Count lines, not occurrences: report how many lines in the records hold the string "Court", and nothing else.

Stored rows
■ ■ ■ ■ ■ ■ ■

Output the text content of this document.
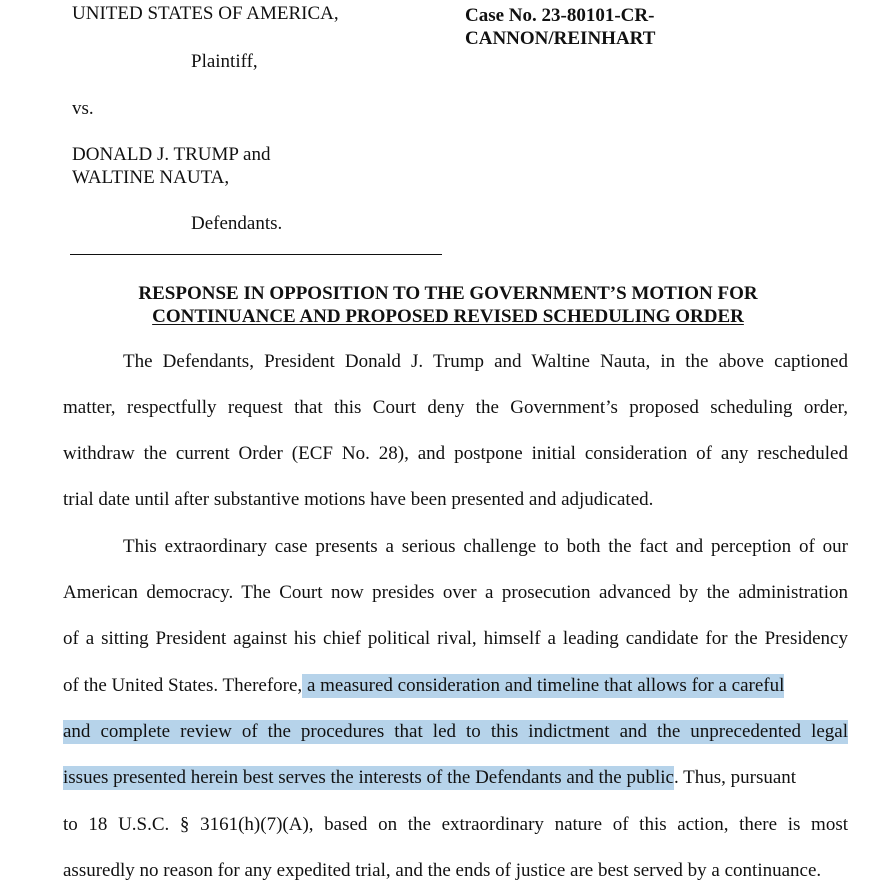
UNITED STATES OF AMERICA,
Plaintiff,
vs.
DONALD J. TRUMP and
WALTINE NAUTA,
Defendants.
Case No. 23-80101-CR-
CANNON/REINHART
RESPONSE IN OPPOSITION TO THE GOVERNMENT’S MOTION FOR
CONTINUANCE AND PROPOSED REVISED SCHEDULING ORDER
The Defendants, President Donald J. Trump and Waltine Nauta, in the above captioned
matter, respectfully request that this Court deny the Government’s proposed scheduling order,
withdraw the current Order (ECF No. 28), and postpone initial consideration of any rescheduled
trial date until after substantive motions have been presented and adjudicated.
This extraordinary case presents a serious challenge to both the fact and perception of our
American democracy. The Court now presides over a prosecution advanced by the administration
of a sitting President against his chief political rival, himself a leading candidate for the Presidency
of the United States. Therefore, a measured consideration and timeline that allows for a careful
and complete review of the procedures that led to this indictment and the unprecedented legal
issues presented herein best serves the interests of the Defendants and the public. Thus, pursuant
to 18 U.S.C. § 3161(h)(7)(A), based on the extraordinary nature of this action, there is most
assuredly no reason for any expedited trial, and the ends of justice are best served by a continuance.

■ ■ ■ ■ ■ ■ ■

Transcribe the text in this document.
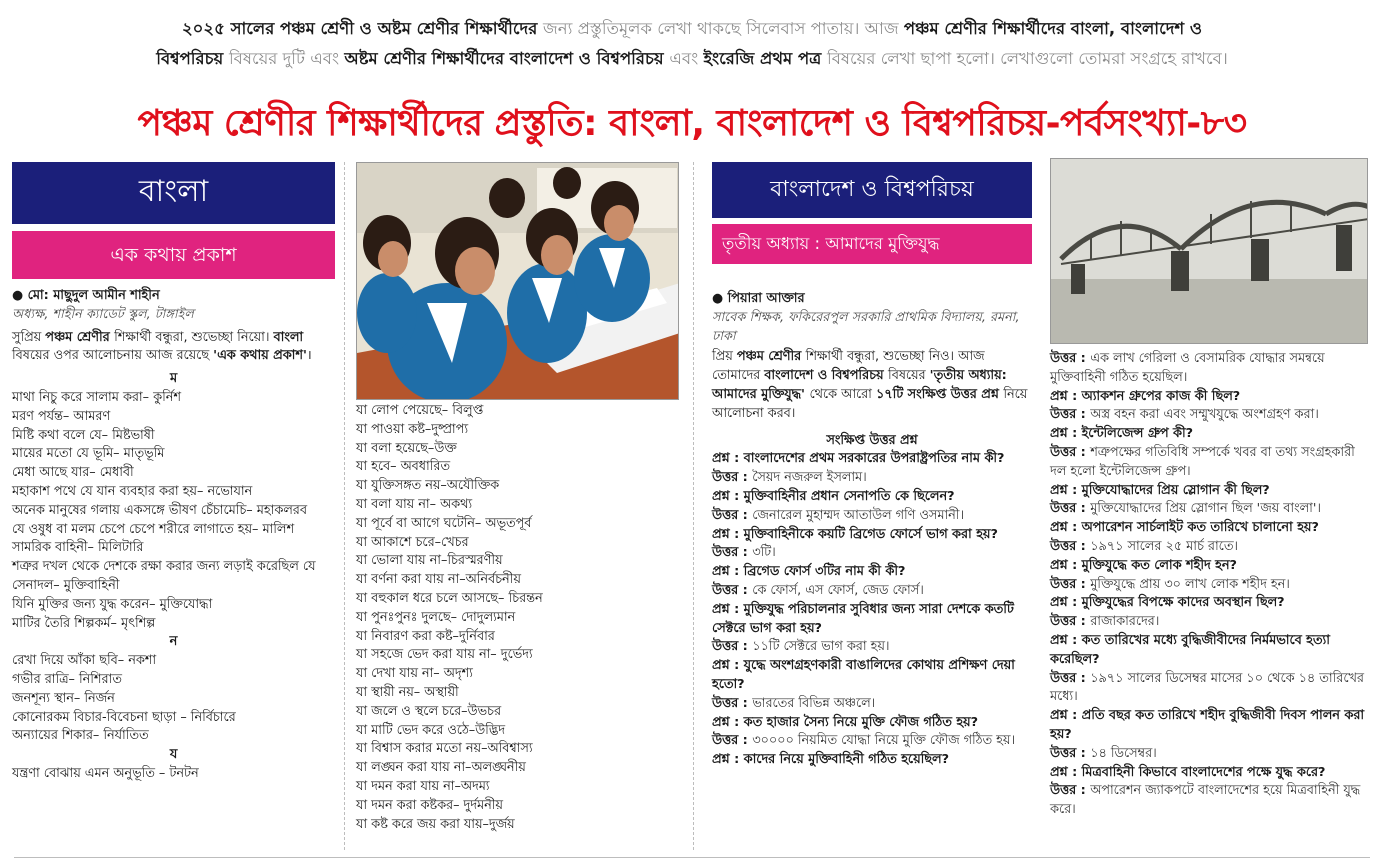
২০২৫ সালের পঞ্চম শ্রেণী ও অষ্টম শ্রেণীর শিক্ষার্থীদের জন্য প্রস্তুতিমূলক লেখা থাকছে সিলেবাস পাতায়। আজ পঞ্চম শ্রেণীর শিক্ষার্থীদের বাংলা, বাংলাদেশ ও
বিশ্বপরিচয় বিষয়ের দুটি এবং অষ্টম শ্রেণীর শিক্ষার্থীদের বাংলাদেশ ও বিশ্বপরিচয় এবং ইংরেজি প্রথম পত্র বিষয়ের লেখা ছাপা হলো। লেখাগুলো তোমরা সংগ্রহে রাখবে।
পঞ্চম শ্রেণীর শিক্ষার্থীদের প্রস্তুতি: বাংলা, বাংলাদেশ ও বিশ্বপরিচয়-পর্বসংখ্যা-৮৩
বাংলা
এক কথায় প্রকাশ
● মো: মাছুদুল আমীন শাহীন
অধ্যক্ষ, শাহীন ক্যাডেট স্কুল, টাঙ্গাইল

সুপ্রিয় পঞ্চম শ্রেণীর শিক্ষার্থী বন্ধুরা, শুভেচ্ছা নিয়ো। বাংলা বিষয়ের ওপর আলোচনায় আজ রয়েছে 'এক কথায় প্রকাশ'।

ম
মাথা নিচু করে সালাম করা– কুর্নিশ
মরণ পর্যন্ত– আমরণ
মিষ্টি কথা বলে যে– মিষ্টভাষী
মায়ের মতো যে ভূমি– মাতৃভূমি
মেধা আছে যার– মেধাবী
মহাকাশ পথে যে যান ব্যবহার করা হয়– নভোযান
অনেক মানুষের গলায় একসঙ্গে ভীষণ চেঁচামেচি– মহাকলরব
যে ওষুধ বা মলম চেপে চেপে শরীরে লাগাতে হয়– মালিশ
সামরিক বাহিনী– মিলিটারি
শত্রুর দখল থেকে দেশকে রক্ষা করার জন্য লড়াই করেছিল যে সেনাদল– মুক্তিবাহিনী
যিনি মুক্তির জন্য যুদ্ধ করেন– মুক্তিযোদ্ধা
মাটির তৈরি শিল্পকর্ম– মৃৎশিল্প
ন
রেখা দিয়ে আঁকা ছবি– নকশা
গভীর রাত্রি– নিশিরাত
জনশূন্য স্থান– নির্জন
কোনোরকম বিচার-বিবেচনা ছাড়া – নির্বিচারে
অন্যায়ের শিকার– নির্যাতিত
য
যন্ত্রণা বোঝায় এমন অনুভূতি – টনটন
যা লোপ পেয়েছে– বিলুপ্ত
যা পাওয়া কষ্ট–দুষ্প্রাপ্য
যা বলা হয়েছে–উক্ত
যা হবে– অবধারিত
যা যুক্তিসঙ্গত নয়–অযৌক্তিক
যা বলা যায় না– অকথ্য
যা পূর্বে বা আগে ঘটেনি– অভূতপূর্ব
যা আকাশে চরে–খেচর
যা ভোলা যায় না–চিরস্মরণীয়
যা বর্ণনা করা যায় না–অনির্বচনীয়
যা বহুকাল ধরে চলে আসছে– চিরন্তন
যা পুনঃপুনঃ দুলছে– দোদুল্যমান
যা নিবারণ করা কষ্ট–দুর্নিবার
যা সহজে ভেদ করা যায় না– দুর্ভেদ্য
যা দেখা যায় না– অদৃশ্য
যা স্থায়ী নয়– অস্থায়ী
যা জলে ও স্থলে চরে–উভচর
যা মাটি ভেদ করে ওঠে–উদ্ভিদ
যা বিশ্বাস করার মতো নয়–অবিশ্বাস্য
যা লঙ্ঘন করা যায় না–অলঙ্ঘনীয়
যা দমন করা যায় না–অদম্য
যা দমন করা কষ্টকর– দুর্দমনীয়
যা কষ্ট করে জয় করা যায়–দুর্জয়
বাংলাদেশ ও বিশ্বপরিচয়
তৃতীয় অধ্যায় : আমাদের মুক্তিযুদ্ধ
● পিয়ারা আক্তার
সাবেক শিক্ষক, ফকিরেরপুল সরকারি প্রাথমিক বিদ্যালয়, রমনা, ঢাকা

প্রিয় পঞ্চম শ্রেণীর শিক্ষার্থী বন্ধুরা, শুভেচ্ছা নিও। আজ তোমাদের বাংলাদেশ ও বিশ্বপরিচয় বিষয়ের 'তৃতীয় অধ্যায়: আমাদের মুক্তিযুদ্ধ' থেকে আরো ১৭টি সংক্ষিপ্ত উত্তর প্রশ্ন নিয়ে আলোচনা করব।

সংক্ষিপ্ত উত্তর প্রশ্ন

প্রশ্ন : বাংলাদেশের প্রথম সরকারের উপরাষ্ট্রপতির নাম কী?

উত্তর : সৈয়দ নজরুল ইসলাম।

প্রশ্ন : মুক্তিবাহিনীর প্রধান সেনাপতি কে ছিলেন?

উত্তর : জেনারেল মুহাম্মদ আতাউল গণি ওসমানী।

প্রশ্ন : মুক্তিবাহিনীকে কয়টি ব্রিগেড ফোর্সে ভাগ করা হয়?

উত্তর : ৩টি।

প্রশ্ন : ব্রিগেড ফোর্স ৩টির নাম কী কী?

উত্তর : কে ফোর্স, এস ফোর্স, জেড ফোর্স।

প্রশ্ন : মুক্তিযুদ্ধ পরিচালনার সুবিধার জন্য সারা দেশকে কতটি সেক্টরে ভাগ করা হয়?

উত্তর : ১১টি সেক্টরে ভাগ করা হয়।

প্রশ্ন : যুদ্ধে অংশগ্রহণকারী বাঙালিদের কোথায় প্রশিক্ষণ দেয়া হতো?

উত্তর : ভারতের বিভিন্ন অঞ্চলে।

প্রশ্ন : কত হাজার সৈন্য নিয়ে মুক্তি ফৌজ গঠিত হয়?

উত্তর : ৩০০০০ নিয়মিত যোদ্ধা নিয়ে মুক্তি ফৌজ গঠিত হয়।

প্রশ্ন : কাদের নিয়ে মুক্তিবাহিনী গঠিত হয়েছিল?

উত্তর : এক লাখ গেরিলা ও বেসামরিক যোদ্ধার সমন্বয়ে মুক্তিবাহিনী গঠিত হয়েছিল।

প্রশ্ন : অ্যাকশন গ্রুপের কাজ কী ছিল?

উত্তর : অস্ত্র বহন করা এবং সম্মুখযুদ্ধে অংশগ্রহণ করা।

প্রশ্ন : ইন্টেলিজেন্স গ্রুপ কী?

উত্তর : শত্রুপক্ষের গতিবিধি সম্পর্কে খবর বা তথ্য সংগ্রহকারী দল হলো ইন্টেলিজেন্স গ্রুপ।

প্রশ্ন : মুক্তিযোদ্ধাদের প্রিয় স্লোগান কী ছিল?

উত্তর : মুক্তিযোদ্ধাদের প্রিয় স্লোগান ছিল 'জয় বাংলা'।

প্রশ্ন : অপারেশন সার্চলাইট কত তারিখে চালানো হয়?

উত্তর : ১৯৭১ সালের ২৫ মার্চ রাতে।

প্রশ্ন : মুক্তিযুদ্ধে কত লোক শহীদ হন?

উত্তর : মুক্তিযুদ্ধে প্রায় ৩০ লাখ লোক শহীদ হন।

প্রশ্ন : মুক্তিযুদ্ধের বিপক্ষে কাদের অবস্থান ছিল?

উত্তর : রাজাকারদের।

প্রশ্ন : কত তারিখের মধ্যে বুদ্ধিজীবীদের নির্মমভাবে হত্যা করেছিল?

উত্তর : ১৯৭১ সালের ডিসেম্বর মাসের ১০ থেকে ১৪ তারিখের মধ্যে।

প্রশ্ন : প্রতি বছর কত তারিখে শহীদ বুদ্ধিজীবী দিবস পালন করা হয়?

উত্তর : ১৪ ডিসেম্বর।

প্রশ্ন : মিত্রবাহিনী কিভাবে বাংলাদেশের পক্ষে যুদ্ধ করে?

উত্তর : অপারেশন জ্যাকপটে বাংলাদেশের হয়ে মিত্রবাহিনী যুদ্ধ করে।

■ ■ ■ ■ ■ ■ ■

Answer
2